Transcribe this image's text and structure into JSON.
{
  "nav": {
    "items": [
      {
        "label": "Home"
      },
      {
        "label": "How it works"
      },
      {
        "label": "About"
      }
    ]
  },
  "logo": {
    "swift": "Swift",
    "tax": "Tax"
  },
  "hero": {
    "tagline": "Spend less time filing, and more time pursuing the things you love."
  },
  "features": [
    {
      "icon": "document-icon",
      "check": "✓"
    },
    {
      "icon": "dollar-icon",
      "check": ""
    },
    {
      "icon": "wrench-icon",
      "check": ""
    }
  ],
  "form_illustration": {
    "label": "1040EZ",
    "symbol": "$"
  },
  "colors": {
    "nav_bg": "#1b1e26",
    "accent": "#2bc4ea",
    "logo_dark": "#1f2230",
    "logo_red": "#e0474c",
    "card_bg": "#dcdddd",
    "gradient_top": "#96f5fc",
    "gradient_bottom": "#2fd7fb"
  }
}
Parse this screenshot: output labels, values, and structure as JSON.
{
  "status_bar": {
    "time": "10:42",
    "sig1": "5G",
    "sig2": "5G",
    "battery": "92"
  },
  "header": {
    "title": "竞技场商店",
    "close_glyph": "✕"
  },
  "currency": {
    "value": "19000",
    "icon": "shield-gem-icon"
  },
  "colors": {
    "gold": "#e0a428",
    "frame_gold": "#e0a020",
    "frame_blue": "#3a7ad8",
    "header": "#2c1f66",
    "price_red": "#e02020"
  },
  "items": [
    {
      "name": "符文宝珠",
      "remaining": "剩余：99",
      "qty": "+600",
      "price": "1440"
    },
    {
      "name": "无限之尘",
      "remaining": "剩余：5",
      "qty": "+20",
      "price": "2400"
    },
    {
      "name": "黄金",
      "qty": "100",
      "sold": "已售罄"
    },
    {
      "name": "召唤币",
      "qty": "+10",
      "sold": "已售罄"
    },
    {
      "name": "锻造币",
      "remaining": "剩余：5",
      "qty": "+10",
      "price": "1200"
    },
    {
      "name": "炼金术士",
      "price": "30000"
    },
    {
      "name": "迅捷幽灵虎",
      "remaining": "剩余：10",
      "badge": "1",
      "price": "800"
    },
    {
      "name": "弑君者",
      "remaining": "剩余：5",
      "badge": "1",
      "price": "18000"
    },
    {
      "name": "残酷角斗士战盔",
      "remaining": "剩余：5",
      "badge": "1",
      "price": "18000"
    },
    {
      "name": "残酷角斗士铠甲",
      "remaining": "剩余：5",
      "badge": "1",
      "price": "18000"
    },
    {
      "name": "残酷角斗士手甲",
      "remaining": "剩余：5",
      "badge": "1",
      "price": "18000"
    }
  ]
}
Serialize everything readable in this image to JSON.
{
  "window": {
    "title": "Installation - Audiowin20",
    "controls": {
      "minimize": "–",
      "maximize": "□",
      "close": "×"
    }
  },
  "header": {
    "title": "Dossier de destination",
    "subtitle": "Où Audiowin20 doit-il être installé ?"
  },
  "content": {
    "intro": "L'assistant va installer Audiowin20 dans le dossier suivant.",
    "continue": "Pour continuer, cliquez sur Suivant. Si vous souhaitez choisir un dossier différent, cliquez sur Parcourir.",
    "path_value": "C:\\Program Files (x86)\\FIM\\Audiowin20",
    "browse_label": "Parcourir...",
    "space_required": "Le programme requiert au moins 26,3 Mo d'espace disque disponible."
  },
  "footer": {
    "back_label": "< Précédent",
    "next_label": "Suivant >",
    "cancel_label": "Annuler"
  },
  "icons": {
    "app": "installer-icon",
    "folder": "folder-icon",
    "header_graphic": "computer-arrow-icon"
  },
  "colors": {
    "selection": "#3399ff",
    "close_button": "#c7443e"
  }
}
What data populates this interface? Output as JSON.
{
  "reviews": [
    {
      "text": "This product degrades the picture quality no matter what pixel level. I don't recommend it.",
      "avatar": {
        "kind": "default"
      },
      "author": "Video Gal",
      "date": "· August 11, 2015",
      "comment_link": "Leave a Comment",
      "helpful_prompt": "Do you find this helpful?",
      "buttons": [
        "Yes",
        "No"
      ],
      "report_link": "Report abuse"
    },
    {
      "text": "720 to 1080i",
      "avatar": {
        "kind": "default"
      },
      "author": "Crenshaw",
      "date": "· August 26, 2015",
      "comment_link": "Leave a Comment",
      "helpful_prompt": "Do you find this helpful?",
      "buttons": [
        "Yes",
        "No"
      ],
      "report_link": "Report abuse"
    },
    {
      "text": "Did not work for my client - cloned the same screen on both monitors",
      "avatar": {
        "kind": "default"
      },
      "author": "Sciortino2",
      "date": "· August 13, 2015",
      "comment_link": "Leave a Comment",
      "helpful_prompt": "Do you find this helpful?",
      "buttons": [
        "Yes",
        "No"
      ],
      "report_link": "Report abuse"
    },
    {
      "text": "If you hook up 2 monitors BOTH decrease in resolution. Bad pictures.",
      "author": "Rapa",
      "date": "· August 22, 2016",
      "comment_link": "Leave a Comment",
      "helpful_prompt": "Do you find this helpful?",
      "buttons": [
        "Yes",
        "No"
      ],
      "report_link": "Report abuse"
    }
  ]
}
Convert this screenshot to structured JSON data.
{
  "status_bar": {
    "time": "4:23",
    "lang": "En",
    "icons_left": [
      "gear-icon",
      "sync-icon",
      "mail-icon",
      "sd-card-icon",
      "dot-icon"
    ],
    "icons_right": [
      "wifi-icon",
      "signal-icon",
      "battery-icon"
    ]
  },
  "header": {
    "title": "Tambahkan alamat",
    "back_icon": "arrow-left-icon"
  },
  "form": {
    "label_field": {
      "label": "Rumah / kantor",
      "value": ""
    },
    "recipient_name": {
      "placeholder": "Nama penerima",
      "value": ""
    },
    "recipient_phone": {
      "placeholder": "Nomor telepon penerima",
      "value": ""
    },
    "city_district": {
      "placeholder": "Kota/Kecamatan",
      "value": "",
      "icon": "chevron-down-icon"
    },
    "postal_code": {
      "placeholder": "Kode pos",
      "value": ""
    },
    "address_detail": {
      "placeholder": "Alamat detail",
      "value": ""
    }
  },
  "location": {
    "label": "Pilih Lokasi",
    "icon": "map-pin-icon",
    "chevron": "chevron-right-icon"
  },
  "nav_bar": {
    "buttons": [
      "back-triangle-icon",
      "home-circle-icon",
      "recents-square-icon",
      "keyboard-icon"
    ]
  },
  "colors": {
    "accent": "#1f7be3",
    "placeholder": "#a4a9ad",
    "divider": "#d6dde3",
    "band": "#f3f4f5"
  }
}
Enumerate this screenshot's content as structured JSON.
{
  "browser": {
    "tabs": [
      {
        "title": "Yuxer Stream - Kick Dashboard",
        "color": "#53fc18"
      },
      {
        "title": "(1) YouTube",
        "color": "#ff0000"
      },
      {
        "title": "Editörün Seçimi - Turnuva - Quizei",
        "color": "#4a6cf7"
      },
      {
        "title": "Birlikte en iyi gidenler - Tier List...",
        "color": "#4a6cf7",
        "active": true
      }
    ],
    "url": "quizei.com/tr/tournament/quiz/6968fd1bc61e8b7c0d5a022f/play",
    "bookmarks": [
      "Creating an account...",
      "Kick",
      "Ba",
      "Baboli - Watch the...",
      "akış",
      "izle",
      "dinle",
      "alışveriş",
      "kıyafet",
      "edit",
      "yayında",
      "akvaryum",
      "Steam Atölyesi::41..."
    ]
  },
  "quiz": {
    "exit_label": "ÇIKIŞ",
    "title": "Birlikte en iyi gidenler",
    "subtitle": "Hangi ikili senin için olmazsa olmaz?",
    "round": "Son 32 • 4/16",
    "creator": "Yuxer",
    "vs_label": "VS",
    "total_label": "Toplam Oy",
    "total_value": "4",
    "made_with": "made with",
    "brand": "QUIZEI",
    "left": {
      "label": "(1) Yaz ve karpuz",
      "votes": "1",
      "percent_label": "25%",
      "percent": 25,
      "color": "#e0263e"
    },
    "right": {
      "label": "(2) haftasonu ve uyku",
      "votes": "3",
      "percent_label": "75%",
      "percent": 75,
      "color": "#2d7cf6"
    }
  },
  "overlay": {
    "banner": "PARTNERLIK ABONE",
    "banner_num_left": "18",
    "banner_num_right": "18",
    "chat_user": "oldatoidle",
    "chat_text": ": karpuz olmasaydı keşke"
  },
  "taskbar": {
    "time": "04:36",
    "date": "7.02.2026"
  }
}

- _DIRECTIONS FOR THIS TASK_: Of the lines in this listing, report how many contain the string "subtitle", and give the number only.

- _TASK RESULT_: 2